### What you should do
Give only a count of the lines that include the string "more".

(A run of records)

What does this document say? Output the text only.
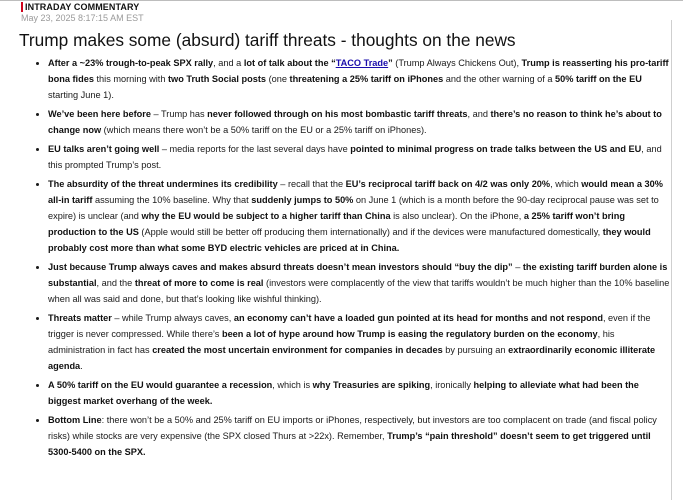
INTRADAY COMMENTARY
May 23, 2025 8:17:15 AM EST
Trump makes some (absurd) tariff threats - thoughts on the news
• After a ~23% trough-to-peak SPX rally, and a lot of talk about the “TACO Trade” (Trump Always Chickens Out), Trump is reasserting his pro-tariff bona fides this morning with two Truth Social posts (one threatening a 25% tariff on iPhones and the other warning of a 50% tariff on the EU starting June 1).
• We’ve been here before – Trump has never followed through on his most bombastic tariff threats, and there’s no reason to think he’s about to change now (which means there won’t be a 50% tariff on the EU or a 25% tariff on iPhones).
• EU talks aren’t going well – media reports for the last several days have pointed to minimal progress on trade talks between the US and EU, and this prompted Trump’s post.
• The absurdity of the threat undermines its credibility – recall that the EU’s reciprocal tariff back on 4/2 was only 20%, which would mean a 30% all-in tariff assuming the 10% baseline. Why that suddenly jumps to 50% on June 1 (which is a month before the 90-day reciprocal pause was set to expire) is unclear (and why the EU would be subject to a higher tariff than China is also unclear). On the iPhone, a 25% tariff won’t bring production to the US (Apple would still be better off producing them internationally) and if the devices were manufactured domestically, they would probably cost more than what some BYD electric vehicles are priced at in China.
• Just because Trump always caves and makes absurd threats doesn’t mean investors should “buy the dip” – the existing tariff burden alone is substantial, and the threat of more to come is real (investors were complacently of the view that tariffs wouldn’t be much higher than the 10% baseline when all was said and done, but that’s looking like wishful thinking).
• Threats matter – while Trump always caves, an economy can’t have a loaded gun pointed at its head for months and not respond, even if the trigger is never compressed. While there’s been a lot of hype around how Trump is easing the regulatory burden on the economy, his administration in fact has created the most uncertain environment for companies in decades by pursuing an extraordinarily economic illiterate agenda.
• A 50% tariff on the EU would guarantee a recession, which is why Treasuries are spiking, ironically helping to alleviate what had been the biggest market overhang of the week.
• Bottom Line: there won’t be a 50% and 25% tariff on EU imports or iPhones, respectively, but investors are too complacent on trade (and fiscal policy risks) while stocks are very expensive (the SPX closed Thurs at >22x). Remember, Trump’s “pain threshold” doesn’t seem to get triggered until 5300-5400 on the SPX.
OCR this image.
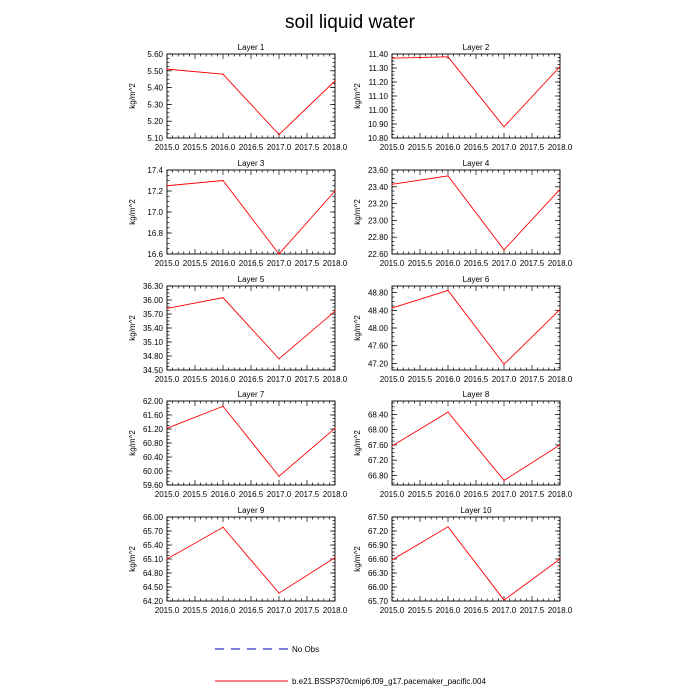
soil liquid water
Layer 1
kg/m^2
2015.0 2015.5 2016.0 2016.5 2017.0 2017.5 2018.0
5.60
5.50
5.40
5.30
5.20
5.10
Layer 2
kg/m^2
2015.0 2015.5 2016.0 2016.5 2017.0 2017.5 2018.0
11.40
11.30
11.20
11.10
11.00
10.90
10.80
Layer 3
kg/m^2
2015.0 2015.5 2016.0 2016.5 2017.0 2017.5 2018.0
17.4
17.2
17.0
16.8
16.6
Layer 4
kg/m^2
2015.0 2015.5 2016.0 2016.5 2017.0 2017.5 2018.0
23.60
23.40
23.20
23.00
22.80
22.60
Layer 5
kg/m^2
2015.0 2015.5 2016.0 2016.5 2017.0 2017.5 2018.0
36.30
36.00
35.70
35.40
35.10
34.80
34.50
Layer 6
kg/m^2
2015.0 2015.5 2016.0 2016.5 2017.0 2017.5 2018.0
48.80
48.40
48.00
47.60
47.20
Layer 7
kg/m^2
2015.0 2015.5 2016.0 2016.5 2017.0 2017.5 2018.0
62.00
61.60
61.20
60.80
60.40
60.00
59.60
Layer 8
kg/m^2
2015.0 2015.5 2016.0 2016.5 2017.0 2017.5 2018.0
68.40
68.00
67.60
67.20
66.80
Layer 9
kg/m^2
2015.0 2015.5 2016.0 2016.5 2017.0 2017.5 2018.0
66.00
65.70
65.40
65.10
64.80
64.50
64.20
Layer 10
kg/m^2
2015.0 2015.5 2016.0 2016.5 2017.0 2017.5 2018.0
67.50
67.20
66.90
66.60
66.30
66.00
65.70
No Obs
b.e21.BSSP370cmip6.f09_g17.pacemaker_pacific.004
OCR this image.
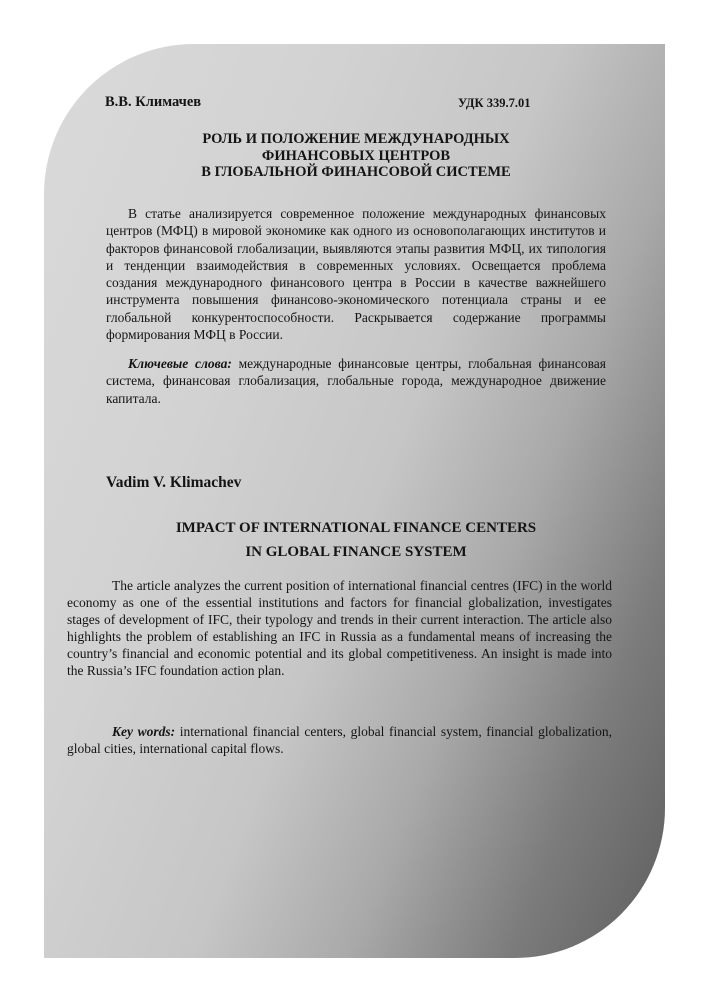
В.В. Климачев	УДК 339.7.01

РОЛЬ И ПОЛОЖЕНИЕ МЕЖДУНАРОДНЫХ
ФИНАНСОВЫХ ЦЕНТРОВ
В ГЛОБАЛЬНОЙ ФИНАНСОВОЙ СИСТЕМЕ

В статье анализируется современное положение международных финансовых центров (МФЦ) в мировой экономике как одного из основополагающих институтов и факторов финансовой глобализации, выявляются этапы развития МФЦ, их типология и тенденции взаимодействия в современных условиях. Освещается проблема создания международного финансового центра в России в качестве важнейшего инструмента повышения финансово-экономического потенциала страны и ее глобальной конкурентоспособности. Раскрывается содержание программы формирования МФЦ в России.

Ключевые слова: международные финансовые центры, глобальная финансовая система, финансовая глобализация, глобальные города, международное движение капитала.

Vadim V. Klimachev

IMPACT OF INTERNATIONAL FINANCE CENTERS
IN GLOBAL FINANCE SYSTEM

The article analyzes the current position of international financial centres (IFC) in the world economy as one of the essential institutions and factors for financial globalization, investigates stages of development of IFC, their typology and trends in their current interaction. The article also highlights the problem of establishing an IFC in Russia as a fundamental means of increasing the country’s financial and economic potential and its global competitiveness. An insight is made into the Russia’s IFC foundation action plan.

Key words: international financial centers, global financial system, financial globalization, global cities, international capital flows.
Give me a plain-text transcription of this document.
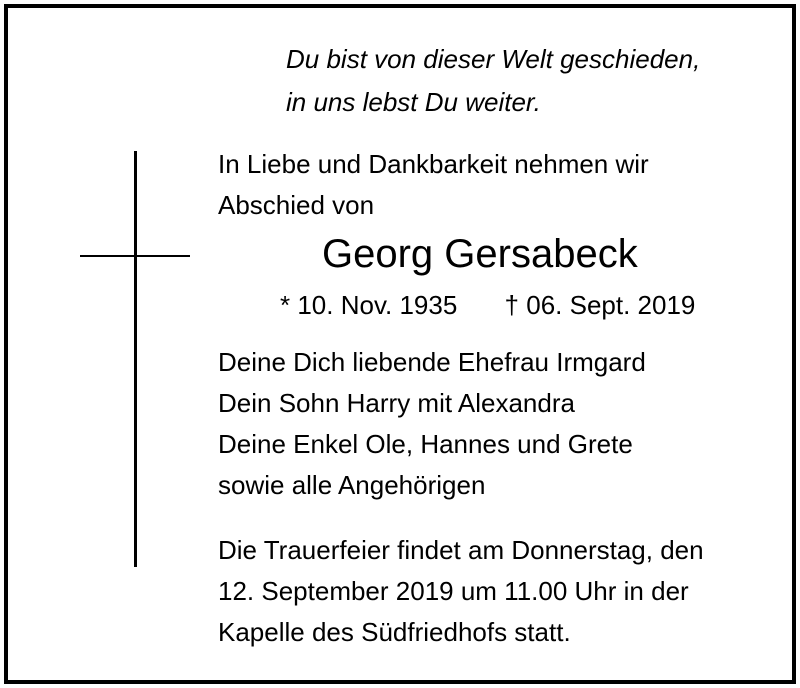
Du bist von dieser Welt geschieden,
in uns lebst Du weiter.
In Liebe und Dankbarkeit nehmen wir
Abschied von
Georg Gersabeck
* 10. Nov. 1935 † 06. Sept. 2019
Deine Dich liebende Ehefrau Irmgard
Dein Sohn Harry mit Alexandra
Deine Enkel Ole, Hannes und Grete
sowie alle Angehörigen
Die Trauerfeier findet am Donnerstag, den
12. September 2019 um 11.00 Uhr in der
Kapelle des Südfriedhofs statt.
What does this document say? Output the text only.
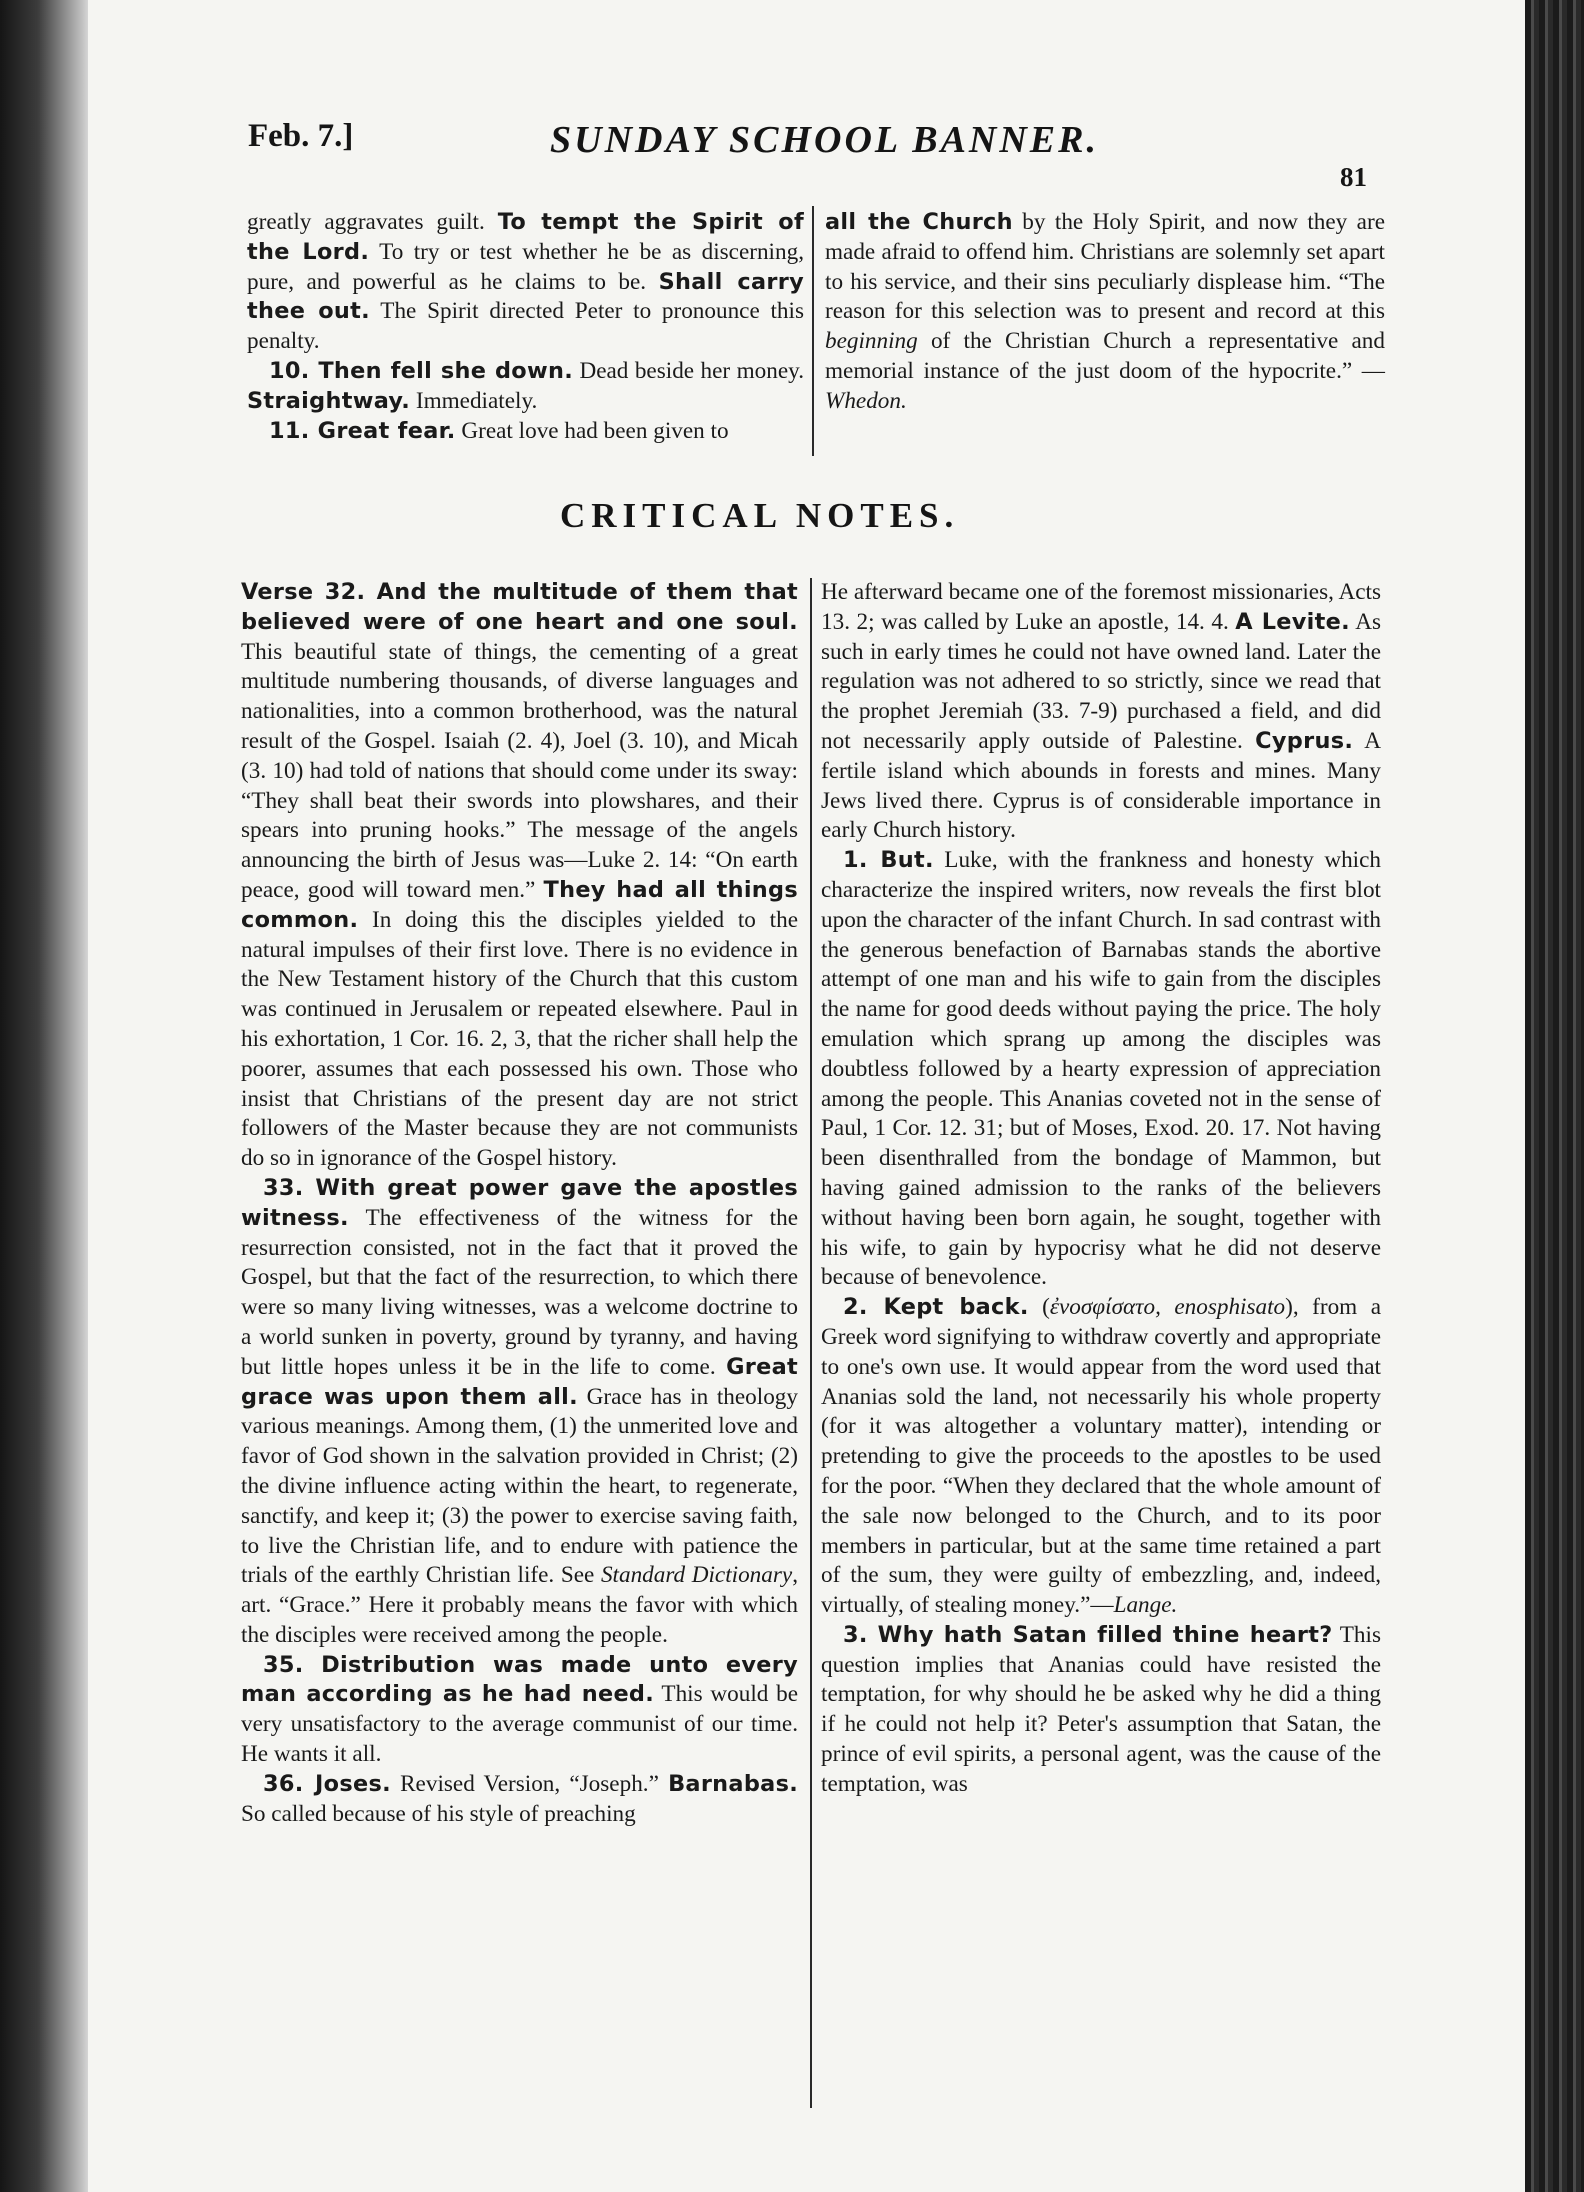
Feb. 7.]	SUNDAY SCHOOL BANNER.
81

greatly aggravates guilt. To tempt the Spirit of the Lord. To try or test whether he be as discerning, pure, and powerful as he claims to be. Shall carry thee out. The Spirit directed Peter to pronounce this penalty.

10. Then fell she down. Dead beside her money. Straightway. Immediately.

11. Great fear. Great love had been given to

all the Church by the Holy Spirit, and now they are made afraid to offend him. Christians are solemnly set apart to his service, and their sins peculiarly displease him. “The reason for this selection was to present and record at this beginning of the Christian Church a representative and memorial instance of the just doom of the hypocrite.” — Whedon.

CRITICAL NOTES.

Verse 32. And the multitude of them that believed were of one heart and one soul. This beautiful state of things, the cementing of a great multitude numbering thousands, of diverse languages and nationalities, into a common brotherhood, was the natural result of the Gospel. Isaiah (2. 4), Joel (3. 10), and Micah (3. 10) had told of nations that should come under its sway: “They shall beat their swords into plowshares, and their spears into pruning hooks.” The message of the angels announcing the birth of Jesus was—Luke 2. 14: “On earth peace, good will toward men.” They had all things common. In doing this the disciples yielded to the natural impulses of their first love. There is no evidence in the New Testament history of the Church that this custom was continued in Jerusalem or repeated elsewhere. Paul in his exhortation, 1 Cor. 16. 2, 3, that the richer shall help the poorer, assumes that each possessed his own. Those who insist that Christians of the present day are not strict followers of the Master because they are not communists do so in ignorance of the Gospel history.

33. With great power gave the apostles witness. The effectiveness of the witness for the resurrection consisted, not in the fact that it proved the Gospel, but that the fact of the resurrection, to which there were so many living witnesses, was a welcome doctrine to a world sunken in poverty, ground by tyranny, and having but little hopes unless it be in the life to come. Great grace was upon them all. Grace has in theology various meanings. Among them, (1) the unmerited love and favor of God shown in the salvation provided in Christ; (2) the divine influence acting within the heart, to regenerate, sanctify, and keep it; (3) the power to exercise saving faith, to live the Christian life, and to endure with patience the trials of the earthly Christian life. See Standard Dictionary, art. “Grace.” Here it probably means the favor with which the disciples were received among the people.

35. Distribution was made unto every man according as he had need. This would be very unsatisfactory to the average communist of our time. He wants it all.

36. Joses. Revised Version, “Joseph.” Barnabas. So called because of his style of preaching

He afterward became one of the foremost missionaries, Acts 13. 2; was called by Luke an apostle, 14. 4. A Levite. As such in early times he could not have owned land. Later the regulation was not adhered to so strictly, since we read that the prophet Jeremiah (33. 7-9) purchased a field, and did not necessarily apply outside of Palestine. Cyprus. A fertile island which abounds in forests and mines. Many Jews lived there. Cyprus is of considerable importance in early Church history.

1. But. Luke, with the frankness and honesty which characterize the inspired writers, now reveals the first blot upon the character of the infant Church. In sad contrast with the generous benefaction of Barnabas stands the abortive attempt of one man and his wife to gain from the disciples the name for good deeds without paying the price. The holy emulation which sprang up among the disciples was doubtless followed by a hearty expression of appreciation among the people. This Ananias coveted not in the sense of Paul, 1 Cor. 12. 31; but of Moses, Exod. 20. 17. Not having been disenthralled from the bondage of Mammon, but having gained admission to the ranks of the believers without having been born again, he sought, together with his wife, to gain by hypocrisy what he did not deserve because of benevolence.

2. Kept back. (ἐνοσφίσατο, enosphisato), from a Greek word signifying to withdraw covertly and appropriate to one's own use. It would appear from the word used that Ananias sold the land, not necessarily his whole property (for it was altogether a voluntary matter), intending or pretending to give the proceeds to the apostles to be used for the poor. “When they declared that the whole amount of the sale now belonged to the Church, and to its poor members in particular, but at the same time retained a part of the sum, they were guilty of embezzling, and, indeed, virtually, of stealing money.”—Lange.

3. Why hath Satan filled thine heart? This question implies that Ananias could have resisted the temptation, for why should he be asked why he did a thing if he could not help it? Peter's assumption that Satan, the prince of evil spirits, a personal agent, was the cause of the temptation, was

### Answer to this problem
2